### WHAT IS ASKED
Exactly as written, transcribe the lines that run from the one containing "What does this" to the end of the records below.

### MATERIAL TO PROCESS

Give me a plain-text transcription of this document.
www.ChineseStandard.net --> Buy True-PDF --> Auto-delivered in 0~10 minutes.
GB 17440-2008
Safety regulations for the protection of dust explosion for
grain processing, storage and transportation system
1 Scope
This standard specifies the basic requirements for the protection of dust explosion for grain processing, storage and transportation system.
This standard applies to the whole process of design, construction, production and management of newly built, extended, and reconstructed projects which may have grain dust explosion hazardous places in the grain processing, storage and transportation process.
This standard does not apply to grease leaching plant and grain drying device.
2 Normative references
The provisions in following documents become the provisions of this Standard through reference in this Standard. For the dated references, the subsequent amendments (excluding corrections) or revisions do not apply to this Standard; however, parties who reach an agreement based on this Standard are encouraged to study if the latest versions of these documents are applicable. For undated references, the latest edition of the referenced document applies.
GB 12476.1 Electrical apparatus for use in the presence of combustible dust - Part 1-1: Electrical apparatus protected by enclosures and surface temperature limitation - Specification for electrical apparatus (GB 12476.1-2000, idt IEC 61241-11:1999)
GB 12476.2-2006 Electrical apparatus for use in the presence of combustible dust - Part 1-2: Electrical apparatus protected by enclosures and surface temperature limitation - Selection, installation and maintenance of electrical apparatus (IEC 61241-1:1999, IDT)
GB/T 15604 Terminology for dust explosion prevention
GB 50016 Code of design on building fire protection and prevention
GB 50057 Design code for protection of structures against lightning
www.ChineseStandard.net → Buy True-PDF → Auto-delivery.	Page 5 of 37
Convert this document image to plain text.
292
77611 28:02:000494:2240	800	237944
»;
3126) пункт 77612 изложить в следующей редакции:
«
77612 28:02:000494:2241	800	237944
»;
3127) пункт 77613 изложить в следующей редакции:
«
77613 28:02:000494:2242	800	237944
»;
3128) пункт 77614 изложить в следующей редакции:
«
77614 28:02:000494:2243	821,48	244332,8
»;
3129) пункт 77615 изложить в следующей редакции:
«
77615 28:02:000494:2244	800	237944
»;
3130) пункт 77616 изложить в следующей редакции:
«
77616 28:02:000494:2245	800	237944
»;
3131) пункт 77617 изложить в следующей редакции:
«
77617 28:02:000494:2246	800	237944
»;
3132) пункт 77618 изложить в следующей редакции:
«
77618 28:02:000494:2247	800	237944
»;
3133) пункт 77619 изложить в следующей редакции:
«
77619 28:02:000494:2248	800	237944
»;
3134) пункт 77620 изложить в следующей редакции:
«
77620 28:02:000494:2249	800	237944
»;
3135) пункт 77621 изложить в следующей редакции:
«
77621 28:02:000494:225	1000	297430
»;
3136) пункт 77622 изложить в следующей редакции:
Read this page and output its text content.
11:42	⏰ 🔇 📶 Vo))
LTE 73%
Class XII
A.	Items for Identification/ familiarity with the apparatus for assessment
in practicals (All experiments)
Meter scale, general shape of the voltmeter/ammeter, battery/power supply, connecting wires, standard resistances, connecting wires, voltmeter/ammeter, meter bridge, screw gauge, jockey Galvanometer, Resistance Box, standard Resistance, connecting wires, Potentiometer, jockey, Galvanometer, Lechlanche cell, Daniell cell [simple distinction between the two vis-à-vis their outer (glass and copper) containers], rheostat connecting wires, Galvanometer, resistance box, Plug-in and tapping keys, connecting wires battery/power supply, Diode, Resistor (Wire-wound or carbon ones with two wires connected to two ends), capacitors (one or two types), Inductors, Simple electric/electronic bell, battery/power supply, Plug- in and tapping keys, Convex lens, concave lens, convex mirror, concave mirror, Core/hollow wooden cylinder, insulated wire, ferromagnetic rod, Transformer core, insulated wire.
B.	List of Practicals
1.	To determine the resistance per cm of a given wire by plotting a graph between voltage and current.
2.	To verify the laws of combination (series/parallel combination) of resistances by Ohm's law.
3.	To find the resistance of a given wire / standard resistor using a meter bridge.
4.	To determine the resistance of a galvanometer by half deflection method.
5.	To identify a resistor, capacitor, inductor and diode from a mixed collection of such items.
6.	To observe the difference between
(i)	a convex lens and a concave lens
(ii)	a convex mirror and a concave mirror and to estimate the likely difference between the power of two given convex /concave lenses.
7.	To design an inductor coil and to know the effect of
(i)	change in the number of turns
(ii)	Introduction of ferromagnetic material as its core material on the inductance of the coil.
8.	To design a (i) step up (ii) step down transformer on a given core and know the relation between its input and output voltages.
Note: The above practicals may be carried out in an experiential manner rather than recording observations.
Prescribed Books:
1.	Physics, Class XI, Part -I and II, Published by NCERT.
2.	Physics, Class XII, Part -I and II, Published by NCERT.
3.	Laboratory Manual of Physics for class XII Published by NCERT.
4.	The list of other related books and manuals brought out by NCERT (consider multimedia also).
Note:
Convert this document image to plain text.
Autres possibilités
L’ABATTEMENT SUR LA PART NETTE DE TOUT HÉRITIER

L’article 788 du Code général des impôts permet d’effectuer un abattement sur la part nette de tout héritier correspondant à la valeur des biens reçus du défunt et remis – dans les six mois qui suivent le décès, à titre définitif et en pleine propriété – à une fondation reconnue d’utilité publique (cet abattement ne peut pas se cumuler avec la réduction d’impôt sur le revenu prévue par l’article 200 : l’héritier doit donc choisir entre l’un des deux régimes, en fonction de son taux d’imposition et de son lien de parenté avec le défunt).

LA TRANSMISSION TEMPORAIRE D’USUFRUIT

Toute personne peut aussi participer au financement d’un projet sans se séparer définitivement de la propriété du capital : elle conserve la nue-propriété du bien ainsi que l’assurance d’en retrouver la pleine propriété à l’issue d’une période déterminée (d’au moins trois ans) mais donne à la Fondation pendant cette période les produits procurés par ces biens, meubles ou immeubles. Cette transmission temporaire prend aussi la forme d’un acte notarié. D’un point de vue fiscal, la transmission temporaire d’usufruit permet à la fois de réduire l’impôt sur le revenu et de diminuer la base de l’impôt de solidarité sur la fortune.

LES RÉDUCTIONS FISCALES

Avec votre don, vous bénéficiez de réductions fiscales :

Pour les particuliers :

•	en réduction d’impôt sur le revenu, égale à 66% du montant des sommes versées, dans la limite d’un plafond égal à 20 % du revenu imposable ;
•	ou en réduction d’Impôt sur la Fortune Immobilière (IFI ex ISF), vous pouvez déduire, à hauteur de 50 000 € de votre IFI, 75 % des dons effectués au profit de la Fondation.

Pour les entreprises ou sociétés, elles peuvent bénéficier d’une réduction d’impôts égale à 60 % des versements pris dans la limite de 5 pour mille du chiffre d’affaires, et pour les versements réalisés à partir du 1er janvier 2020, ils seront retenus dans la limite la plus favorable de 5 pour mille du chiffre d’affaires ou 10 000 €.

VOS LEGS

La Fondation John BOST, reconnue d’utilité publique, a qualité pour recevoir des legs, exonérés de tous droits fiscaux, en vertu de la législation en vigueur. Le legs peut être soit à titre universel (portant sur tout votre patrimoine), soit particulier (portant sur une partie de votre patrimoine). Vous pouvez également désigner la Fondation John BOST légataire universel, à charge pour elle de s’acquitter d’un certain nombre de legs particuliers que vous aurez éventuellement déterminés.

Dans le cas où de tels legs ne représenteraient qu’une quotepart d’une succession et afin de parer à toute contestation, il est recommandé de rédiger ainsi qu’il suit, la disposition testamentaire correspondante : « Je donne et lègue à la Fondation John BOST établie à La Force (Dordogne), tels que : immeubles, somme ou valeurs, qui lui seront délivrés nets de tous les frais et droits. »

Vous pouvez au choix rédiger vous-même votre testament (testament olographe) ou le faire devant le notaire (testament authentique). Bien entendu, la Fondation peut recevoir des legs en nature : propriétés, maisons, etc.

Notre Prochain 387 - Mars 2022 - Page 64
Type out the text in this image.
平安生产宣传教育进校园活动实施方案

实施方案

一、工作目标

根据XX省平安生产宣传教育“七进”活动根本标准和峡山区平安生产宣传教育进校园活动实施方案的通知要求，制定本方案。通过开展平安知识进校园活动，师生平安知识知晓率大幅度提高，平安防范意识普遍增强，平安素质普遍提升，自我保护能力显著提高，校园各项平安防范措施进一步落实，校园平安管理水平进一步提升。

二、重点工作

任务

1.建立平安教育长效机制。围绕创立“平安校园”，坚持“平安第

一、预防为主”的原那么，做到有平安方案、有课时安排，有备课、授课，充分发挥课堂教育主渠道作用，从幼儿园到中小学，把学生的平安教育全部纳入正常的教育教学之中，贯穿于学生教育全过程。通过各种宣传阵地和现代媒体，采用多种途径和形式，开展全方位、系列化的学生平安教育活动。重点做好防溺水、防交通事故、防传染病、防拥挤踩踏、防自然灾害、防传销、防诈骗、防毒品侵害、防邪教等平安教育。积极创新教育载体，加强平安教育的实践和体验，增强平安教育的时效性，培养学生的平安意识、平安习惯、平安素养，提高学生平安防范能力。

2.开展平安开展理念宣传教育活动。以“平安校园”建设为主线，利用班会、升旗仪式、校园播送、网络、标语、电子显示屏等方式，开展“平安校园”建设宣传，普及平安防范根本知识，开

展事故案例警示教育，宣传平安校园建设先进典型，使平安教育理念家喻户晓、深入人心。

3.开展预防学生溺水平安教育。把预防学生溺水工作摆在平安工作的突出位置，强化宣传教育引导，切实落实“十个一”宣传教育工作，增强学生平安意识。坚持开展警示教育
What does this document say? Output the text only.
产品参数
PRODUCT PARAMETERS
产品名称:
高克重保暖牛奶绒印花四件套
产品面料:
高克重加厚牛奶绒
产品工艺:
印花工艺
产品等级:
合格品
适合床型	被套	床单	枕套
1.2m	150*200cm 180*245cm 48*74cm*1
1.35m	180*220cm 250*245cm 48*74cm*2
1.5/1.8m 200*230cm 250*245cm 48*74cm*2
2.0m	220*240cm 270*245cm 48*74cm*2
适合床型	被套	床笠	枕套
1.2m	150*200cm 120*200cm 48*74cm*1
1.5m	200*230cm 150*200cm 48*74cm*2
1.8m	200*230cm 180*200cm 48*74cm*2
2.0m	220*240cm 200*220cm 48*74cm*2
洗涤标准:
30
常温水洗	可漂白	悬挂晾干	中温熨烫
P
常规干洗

### RESULT
What does this document say? Output the text only.
产品参数
PRODUCT PARAMETERS
产品名称:
高克重保暖牛奶绒印花四件套
产品面料:
高克重加厚牛奶绒
产品工艺:
印花工艺
产品等级:
合格品
适合床型	被套	床单	枕套
1.2m	150*200cm 180*245cm 48*74cm*1
1.35m	180*220cm 250*245cm 48*74cm*2
1.5/1.8m 200*230cm 250*245cm 48*74cm*2
2.0m	220*240cm 270*245cm 48*74cm*2
适合床型	被套	床笠	枕套
1.2m	150*200cm 120*200cm 48*74cm*1
1.5m	200*230cm 150*200cm 48*74cm*2
1.8m	200*230cm 180*200cm 48*74cm*2
2.0m	220*240cm 200*220cm 48*74cm*2
洗涤标准:
30
常温水洗	可漂白	悬挂晾干	中温熨烫
P
常规干洗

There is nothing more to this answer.